No ano seguinte à publicação da obra basilar do Espiritismo, Kardec fundou, em 01 de janeiro de 1858, a Sociedade Parisiense de Estudos Espíritas, que se tratava de uma associação civil dedicada ao estudo dos fenômenos espíritas, o que aponta para um movimento de desvinculação com as instituições tradicionais, já que não tinha nenhum vínculo nem com Estado, nem com a Igreja. A sociedade fundada por Kardec podia figurar-se como um dos exemplos do fenômeno da secularização, um dos diversos embriões da sociedade pós-cristã, que era novidade àquele tempo, mas que é comum na sociedade secular Europeia nos dias de hoje, possuindo as mesmas características que nos relata Jean Paul Willaime:
A passagem da religião por herança à religião por escolha significa, para o cristianismo na Europa, o fim da “cristianitude”, ou seja, o fim do cristianismo como cultura englobante da sociedade, mesmo sob forma secularizada, e a evolução na direção de um cristianismo como subcultura particular numa sociedade global. Não é, pois, apenas a separação do político e do religioso [...], é também a separação da cultura global e da religião. É neste sentido forte que se pode falar de sociedades pós-cristãs. Individualização, abandono institucional e atomização, de uma parte; buscas identitárias e afirmações comunitárias, de outra. A mundialização e a desterritorialização do religioso acarretam sua reconfiguração como subculturas e como comunidades-redes nas sociedades secularizadas e pluralistas. Doravante, as religiões constituem subculturas que oferecem um sentido a seus membros, permitindo a eles se orientarem numa sociedade pluralista, em grupos de referência, em recintos de convicção que os indivíduos escolhem individualmente. O religioso não é mais o dossel sagrado das sociedades, os guarda-chuvas sagrados de que Christian Smith fala ou, antes, o que poderíamos qualificar de “capiteis sagrados” ou “tendas sagradas”, para melhor assinalar a um só tempo o caráter comunitário e individual dessas subculturas religiosas nas sociedades pluralistas. (WILLAIME, 2007, p. 04).

※ ※ ※

_Enunciado da tarefa_. Segundo o trecho sobre Kardec, em que data ele fundou a Sociedade Parisiense de Estudos Espíritas? Responda em uma frase, por favor.

_Dados coletados_.
※ ※ ※

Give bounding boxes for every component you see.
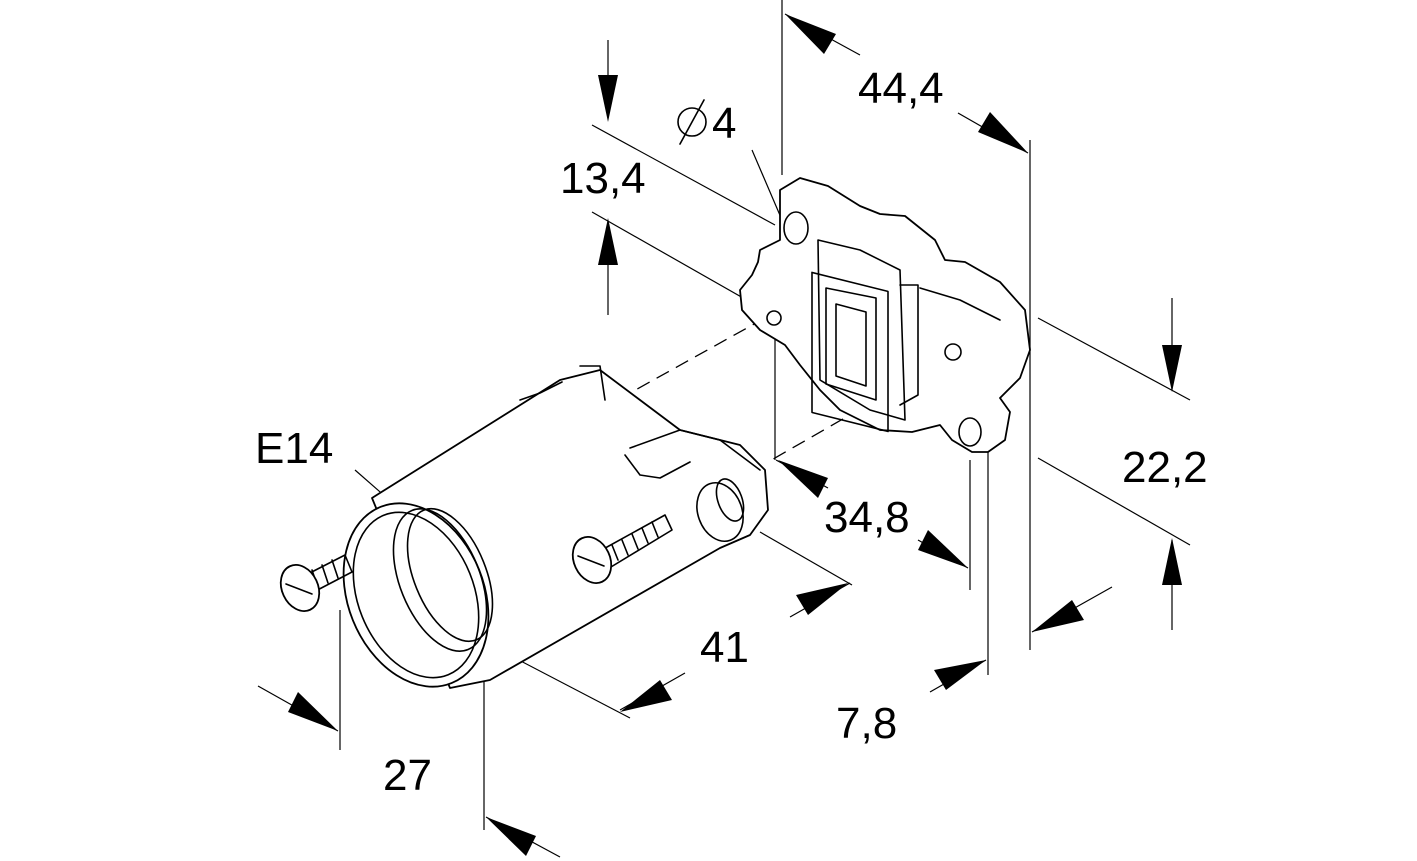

※ ※ ※

_Resultado do exercício_. Kardec fundou a Sociedade Parisiense de Estudos Espíritas em 01 de janeiro de 1858.